* _THE PROBLEM_
Repeat the listing beneath this line exactly, keeping every character.

* _AVAILABLE DATA_
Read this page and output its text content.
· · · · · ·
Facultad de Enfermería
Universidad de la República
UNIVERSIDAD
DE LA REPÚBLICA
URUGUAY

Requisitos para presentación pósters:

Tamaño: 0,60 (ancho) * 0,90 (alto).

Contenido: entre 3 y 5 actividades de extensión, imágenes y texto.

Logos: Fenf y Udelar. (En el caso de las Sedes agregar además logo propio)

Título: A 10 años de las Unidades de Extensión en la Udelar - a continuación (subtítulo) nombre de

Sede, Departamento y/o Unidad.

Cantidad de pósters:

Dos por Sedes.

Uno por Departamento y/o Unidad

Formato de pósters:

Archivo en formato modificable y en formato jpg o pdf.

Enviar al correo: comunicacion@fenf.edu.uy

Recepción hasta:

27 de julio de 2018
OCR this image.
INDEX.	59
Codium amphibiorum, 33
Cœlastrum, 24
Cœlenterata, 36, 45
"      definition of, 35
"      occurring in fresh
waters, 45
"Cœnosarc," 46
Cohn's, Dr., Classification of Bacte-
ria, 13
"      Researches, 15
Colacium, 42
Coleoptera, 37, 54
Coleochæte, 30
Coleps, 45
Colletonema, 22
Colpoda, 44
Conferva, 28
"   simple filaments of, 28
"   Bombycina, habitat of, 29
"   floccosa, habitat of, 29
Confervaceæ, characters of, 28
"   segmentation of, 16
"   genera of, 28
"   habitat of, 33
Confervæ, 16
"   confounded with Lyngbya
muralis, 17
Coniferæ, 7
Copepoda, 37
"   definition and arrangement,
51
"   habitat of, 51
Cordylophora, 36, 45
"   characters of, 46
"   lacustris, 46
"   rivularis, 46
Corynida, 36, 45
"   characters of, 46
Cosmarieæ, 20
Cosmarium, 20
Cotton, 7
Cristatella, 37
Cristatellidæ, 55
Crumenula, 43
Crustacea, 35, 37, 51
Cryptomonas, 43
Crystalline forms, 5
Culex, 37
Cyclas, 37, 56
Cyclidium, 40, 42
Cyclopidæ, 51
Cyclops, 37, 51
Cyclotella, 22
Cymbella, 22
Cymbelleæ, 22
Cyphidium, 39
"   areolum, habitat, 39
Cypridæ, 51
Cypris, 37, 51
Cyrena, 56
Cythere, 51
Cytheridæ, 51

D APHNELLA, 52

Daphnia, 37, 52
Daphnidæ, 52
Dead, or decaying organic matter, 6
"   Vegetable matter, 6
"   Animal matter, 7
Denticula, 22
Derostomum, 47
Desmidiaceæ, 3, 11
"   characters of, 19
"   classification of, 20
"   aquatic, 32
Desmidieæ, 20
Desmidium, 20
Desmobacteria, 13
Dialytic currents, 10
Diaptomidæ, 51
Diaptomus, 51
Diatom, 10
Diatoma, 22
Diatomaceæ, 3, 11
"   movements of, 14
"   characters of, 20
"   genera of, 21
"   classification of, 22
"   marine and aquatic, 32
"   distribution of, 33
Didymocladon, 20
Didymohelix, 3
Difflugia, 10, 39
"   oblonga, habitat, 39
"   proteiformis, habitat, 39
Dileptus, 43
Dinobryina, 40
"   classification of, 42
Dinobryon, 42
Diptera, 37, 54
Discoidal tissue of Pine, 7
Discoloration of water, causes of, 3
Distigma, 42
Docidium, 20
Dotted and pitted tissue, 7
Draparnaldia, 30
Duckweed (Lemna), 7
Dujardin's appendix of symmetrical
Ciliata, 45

* _RESULT BELOW_
Read this page and output its text content.
· · · · · ·
Facultad de Enfermería
Universidad de la República
UNIVERSIDAD
DE LA REPÚBLICA
URUGUAY

Requisitos para presentación pósters:

Tamaño: 0,60 (ancho) * 0,90 (alto).

Contenido: entre 3 y 5 actividades de extensión, imágenes y texto.

Logos: Fenf y Udelar. (En el caso de las Sedes agregar además logo propio)

Título: A 10 años de las Unidades de Extensión en la Udelar - a continuación (subtítulo) nombre de

Sede, Departamento y/o Unidad.

Cantidad de pósters:

Dos por Sedes.

Uno por Departamento y/o Unidad

Formato de pósters:

Archivo en formato modificable y en formato jpg o pdf.

Enviar al correo: comunicacion@fenf.edu.uy

Recepción hasta:

27 de julio de 2018
OCR this image.
INDEX.	59
Codium amphibiorum, 33
Cœlastrum, 24
Cœlenterata, 36, 45
"      definition of, 35
"      occurring in fresh
waters, 45
"Cœnosarc," 46
Cohn's, Dr., Classification of Bacte-
ria, 13
"      Researches, 15
Colacium, 42
Coleoptera, 37, 54
Coleochæte, 30
Coleps, 45
Colletonema, 22
Colpoda, 44
Conferva, 28
"   simple filaments of, 28
"   Bombycina, habitat of, 29
"   floccosa, habitat of, 29
Confervaceæ, characters of, 28
"   segmentation of, 16
"   genera of, 28
"   habitat of, 33
Confervæ, 16
"   confounded with Lyngbya
muralis, 17
Coniferæ, 7
Copepoda, 37
"   definition and arrangement,
51
"   habitat of, 51
Cordylophora, 36, 45
"   characters of, 46
"   lacustris, 46
"   rivularis, 46
Corynida, 36, 45
"   characters of, 46
Cosmarieæ, 20
Cosmarium, 20
Cotton, 7
Cristatella, 37
Cristatellidæ, 55
Crumenula, 43
Crustacea, 35, 37, 51
Cryptomonas, 43
Crystalline forms, 5
Culex, 37
Cyclas, 37, 56
Cyclidium, 40, 42
Cyclopidæ, 51
Cyclops, 37, 51
Cyclotella, 22
Cymbella, 22
Cymbelleæ, 22
Cyphidium, 39
"   areolum, habitat, 39
Cypridæ, 51
Cypris, 37, 51
Cyrena, 56
Cythere, 51
Cytheridæ, 51

D APHNELLA, 52

Daphnia, 37, 52
Daphnidæ, 52
Dead, or decaying organic matter, 6
"   Vegetable matter, 6
"   Animal matter, 7
Denticula, 22
Derostomum, 47
Desmidiaceæ, 3, 11
"   characters of, 19
"   classification of, 20
"   aquatic, 32
Desmidieæ, 20
Desmidium, 20
Desmobacteria, 13
Dialytic currents, 10
Diaptomidæ, 51
Diaptomus, 51
Diatom, 10
Diatoma, 22
Diatomaceæ, 3, 11
"   movements of, 14
"   characters of, 20
"   genera of, 21
"   classification of, 22
"   marine and aquatic, 32
"   distribution of, 33
Didymocladon, 20
Didymohelix, 3
Difflugia, 10, 39
"   oblonga, habitat, 39
"   proteiformis, habitat, 39
Dileptus, 43
Dinobryina, 40
"   classification of, 42
Dinobryon, 42
Diptera, 37, 54
Discoidal tissue of Pine, 7
Discoloration of water, causes of, 3
Distigma, 42
Docidium, 20
Dotted and pitted tissue, 7
Draparnaldia, 30
Duckweed (Lemna), 7
Dujardin's appendix of symmetrical
Ciliata, 45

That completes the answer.